▸ Input rows

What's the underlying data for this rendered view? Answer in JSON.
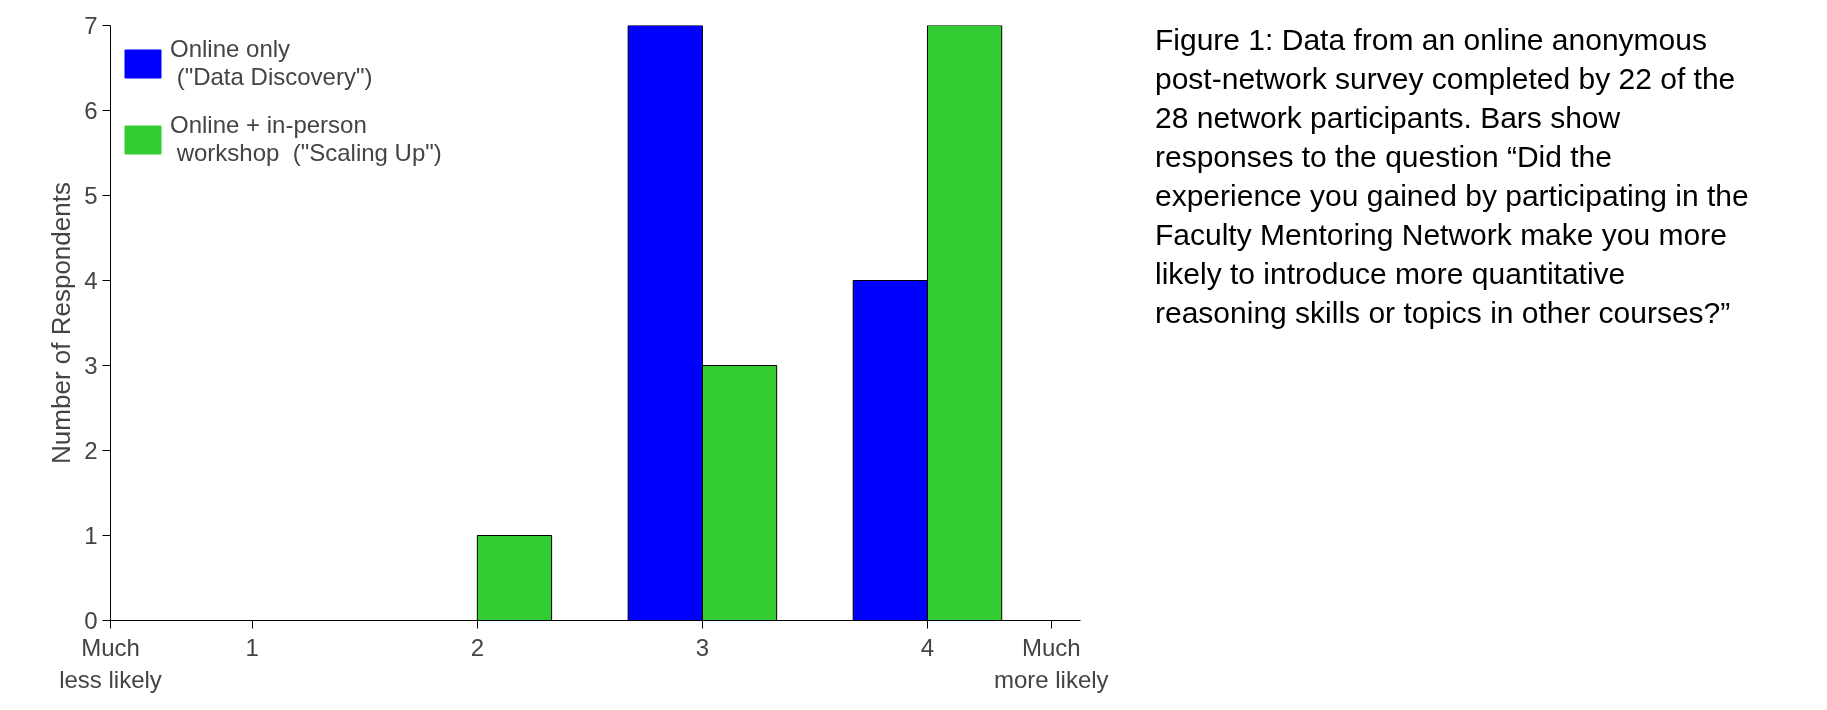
{
  "chart_data": {
    "type": "bar",
    "ylabel": "Number of Respondents",
    "x": [
      1,
      2,
      3,
      4
    ],
    "series": [
      {
        "name": "Online only\n (\"Data Discovery\")",
        "color": "#0000ff",
        "values": [
          0,
          0,
          7,
          4
        ]
      },
      {
        "name": "Online + in-person\n workshop  (\"Scaling Up\")",
        "color": "#33cc33",
        "values": [
          0,
          1,
          3,
          7
        ]
      }
    ],
    "xlim": [
      0.37,
      4.68
    ],
    "xticks": [
      {
        "value": 0.37,
        "label": "Much\nless likely"
      },
      1,
      2,
      3,
      4,
      {
        "value": 4.55,
        "label": "Much\nmore likely"
      }
    ],
    "ylim": [
      0,
      7
    ],
    "yticks": [
      0,
      1,
      2,
      3,
      4,
      5,
      6,
      7
    ],
    "grid": false,
    "legend": "top left",
    "annotations": [
      "Figure 1: Data from an online anonymous post-network survey completed by 22 of the 28 network participants.  Bars show responses to the question “Did the experience you gained by participating in the Faculty Mentoring Network make you more likely to introduce more quantitative reasoning skills or topics in other courses?”"
    ]
  }
}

▸ Goal of the exercise
Are you able to set down all the lines above exactly, without any pictures?

▸ Response below
What's the underlying data for this rendered view? Answer in JSON.
{
  "chart_data": {
    "type": "bar",
    "ylabel": "Number of Respondents",
    "x": [
      1,
      2,
      3,
      4
    ],
    "series": [
      {
        "name": "Online only\n (\"Data Discovery\")",
        "color": "#0000ff",
        "values": [
          0,
          0,
          7,
          4
        ]
      },
      {
        "name": "Online + in-person\n workshop  (\"Scaling Up\")",
        "color": "#33cc33",
        "values": [
          0,
          1,
          3,
          7
        ]
      }
    ],
    "xlim": [
      0.37,
      4.68
    ],
    "xticks": [
      {
        "value": 0.37,
        "label": "Much\nless likely"
      },
      1,
      2,
      3,
      4,
      {
        "value": 4.55,
        "label": "Much\nmore likely"
      }
    ],
    "ylim": [
      0,
      7
    ],
    "yticks": [
      0,
      1,
      2,
      3,
      4,
      5,
      6,
      7
    ],
    "grid": false,
    "legend": "top left",
    "annotations": [
      "Figure 1: Data from an online anonymous post-network survey completed by 22 of the 28 network participants.  Bars show responses to the question “Did the experience you gained by participating in the Faculty Mentoring Network make you more likely to introduce more quantitative reasoning skills or topics in other courses?”"
    ]
  }
}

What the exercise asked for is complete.